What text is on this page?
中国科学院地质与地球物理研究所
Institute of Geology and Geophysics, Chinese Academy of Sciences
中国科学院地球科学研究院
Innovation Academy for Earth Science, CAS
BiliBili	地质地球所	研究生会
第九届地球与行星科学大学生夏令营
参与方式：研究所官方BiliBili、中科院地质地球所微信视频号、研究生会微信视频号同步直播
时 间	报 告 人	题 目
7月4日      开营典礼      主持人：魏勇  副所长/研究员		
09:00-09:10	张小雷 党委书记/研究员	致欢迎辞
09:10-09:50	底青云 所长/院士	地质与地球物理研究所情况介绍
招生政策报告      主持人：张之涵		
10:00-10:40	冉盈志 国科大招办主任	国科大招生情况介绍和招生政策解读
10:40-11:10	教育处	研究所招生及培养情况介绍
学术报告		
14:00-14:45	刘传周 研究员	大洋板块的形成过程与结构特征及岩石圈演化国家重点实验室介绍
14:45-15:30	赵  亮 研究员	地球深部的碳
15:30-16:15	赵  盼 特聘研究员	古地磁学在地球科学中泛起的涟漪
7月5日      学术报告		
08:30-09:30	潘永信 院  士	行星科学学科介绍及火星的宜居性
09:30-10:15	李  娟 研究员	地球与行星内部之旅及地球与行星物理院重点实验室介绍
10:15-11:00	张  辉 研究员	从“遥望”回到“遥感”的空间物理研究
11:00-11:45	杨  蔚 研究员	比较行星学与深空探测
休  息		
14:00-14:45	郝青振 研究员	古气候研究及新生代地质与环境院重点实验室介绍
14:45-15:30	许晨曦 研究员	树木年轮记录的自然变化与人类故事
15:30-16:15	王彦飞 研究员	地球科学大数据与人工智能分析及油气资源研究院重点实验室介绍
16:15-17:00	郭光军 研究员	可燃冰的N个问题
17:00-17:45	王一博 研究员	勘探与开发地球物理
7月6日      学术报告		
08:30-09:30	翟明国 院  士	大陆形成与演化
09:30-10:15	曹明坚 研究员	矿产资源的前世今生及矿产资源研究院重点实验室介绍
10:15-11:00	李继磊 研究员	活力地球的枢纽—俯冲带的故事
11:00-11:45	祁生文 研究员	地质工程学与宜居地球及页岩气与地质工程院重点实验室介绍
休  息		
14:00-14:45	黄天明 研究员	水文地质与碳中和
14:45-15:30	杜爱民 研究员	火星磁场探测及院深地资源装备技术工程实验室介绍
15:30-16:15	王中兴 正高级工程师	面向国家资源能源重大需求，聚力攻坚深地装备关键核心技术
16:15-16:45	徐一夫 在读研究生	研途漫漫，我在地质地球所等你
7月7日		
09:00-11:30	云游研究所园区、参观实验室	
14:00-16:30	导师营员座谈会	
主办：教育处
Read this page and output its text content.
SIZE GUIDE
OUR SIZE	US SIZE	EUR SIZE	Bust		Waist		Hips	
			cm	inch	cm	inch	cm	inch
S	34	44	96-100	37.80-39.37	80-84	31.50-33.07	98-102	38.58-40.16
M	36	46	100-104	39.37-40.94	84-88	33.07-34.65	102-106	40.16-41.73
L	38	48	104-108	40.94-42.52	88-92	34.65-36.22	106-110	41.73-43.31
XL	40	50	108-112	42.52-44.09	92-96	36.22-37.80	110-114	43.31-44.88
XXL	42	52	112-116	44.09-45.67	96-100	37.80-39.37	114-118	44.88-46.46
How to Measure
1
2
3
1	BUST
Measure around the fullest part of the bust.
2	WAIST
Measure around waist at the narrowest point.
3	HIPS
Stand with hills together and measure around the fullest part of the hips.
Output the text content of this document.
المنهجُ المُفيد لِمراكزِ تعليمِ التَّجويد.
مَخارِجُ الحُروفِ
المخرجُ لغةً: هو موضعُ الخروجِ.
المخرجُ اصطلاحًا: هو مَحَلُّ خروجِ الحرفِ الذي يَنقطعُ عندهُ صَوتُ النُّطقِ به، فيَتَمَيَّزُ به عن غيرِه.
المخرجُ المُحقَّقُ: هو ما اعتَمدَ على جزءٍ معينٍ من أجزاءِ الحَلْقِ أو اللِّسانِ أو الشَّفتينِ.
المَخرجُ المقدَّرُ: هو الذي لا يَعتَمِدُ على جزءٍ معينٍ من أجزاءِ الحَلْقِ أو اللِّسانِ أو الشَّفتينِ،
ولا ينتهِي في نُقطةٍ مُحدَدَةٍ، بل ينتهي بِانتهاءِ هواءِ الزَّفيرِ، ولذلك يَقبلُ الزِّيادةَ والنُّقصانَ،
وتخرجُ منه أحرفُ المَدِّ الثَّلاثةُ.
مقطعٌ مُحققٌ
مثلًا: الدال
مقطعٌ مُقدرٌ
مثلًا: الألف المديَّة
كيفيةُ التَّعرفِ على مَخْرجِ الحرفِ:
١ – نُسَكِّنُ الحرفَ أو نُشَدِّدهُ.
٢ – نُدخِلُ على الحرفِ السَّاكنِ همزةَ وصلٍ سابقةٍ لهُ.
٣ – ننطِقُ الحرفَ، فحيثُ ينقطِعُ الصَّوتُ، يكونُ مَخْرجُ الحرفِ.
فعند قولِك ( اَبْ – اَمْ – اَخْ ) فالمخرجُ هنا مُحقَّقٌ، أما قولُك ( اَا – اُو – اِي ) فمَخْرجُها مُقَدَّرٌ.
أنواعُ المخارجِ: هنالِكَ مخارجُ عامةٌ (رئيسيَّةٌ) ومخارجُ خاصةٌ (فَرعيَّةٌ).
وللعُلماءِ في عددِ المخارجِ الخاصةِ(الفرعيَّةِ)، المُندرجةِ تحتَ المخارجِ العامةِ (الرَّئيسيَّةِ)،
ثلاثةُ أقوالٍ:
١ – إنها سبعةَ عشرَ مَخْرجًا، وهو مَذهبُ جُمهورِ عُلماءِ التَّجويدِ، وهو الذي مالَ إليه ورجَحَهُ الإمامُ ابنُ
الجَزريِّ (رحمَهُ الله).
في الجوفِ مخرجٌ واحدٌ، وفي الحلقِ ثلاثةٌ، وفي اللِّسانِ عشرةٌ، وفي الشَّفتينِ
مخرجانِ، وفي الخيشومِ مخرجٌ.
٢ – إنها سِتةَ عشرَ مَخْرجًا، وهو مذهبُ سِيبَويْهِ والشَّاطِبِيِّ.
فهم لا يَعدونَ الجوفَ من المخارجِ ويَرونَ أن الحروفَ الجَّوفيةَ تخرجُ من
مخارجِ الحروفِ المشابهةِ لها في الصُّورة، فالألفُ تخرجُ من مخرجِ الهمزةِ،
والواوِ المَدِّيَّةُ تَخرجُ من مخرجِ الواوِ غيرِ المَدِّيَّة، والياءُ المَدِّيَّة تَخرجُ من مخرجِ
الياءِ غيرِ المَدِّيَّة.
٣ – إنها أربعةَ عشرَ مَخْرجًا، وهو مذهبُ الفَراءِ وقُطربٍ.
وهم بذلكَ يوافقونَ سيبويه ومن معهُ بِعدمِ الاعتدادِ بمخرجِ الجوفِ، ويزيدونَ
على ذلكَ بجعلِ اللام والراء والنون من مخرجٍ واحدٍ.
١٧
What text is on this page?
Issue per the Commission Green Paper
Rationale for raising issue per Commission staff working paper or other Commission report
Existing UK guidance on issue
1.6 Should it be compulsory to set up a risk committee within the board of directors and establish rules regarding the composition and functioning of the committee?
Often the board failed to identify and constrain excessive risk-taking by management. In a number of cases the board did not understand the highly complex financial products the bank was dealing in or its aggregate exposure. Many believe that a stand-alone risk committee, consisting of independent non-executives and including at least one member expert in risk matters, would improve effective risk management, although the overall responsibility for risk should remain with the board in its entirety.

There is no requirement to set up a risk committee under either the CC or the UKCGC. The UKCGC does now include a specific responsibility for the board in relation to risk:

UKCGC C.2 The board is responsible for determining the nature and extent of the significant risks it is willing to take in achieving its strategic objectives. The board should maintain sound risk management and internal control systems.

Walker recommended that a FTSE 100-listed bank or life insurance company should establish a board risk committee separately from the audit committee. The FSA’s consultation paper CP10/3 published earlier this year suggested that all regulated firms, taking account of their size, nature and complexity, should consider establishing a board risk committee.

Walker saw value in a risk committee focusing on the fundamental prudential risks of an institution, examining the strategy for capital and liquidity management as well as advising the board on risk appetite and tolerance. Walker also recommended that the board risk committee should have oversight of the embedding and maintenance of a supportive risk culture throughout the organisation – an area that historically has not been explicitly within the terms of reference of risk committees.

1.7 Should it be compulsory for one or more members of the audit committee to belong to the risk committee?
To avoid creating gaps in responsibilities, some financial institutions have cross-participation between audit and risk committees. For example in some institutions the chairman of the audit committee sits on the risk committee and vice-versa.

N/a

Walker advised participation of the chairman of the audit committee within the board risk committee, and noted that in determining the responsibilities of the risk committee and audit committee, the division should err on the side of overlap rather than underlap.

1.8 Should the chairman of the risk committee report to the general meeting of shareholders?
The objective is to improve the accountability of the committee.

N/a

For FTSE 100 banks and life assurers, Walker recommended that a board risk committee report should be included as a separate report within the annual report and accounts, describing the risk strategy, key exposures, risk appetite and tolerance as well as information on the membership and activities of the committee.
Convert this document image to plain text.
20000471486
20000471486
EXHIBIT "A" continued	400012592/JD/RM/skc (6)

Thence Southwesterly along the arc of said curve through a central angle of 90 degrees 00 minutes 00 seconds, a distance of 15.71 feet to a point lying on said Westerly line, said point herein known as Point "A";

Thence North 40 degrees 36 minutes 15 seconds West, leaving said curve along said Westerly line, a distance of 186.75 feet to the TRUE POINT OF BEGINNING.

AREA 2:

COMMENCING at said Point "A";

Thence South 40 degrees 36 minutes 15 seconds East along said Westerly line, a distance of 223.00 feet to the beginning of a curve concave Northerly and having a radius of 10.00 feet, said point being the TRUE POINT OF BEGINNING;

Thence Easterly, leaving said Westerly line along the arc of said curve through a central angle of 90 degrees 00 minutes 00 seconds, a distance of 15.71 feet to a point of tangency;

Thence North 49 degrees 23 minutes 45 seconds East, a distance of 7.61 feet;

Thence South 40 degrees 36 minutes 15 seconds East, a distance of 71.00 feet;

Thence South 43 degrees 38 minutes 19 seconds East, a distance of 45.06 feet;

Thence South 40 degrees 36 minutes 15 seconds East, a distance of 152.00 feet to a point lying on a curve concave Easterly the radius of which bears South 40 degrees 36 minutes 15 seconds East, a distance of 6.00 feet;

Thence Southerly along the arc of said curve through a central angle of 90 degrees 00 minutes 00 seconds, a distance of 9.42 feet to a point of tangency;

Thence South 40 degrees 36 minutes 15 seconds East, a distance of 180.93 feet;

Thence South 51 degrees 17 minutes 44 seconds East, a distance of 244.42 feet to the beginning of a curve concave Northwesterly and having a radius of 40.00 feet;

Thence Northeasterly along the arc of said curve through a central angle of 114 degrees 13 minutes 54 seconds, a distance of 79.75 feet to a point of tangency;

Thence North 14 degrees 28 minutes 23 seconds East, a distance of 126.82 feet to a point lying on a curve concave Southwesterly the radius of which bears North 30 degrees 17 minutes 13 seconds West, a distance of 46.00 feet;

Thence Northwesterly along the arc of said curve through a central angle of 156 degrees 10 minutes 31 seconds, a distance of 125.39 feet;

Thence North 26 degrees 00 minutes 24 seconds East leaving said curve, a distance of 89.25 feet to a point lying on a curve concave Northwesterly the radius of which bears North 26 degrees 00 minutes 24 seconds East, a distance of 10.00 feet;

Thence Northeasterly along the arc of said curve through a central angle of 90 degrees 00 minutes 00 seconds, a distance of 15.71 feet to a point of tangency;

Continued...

### SET TASK
Only the number is wanted: how many lines in the preceding entries hold the string "TRUE"?

### COMPLETE ANSWER
2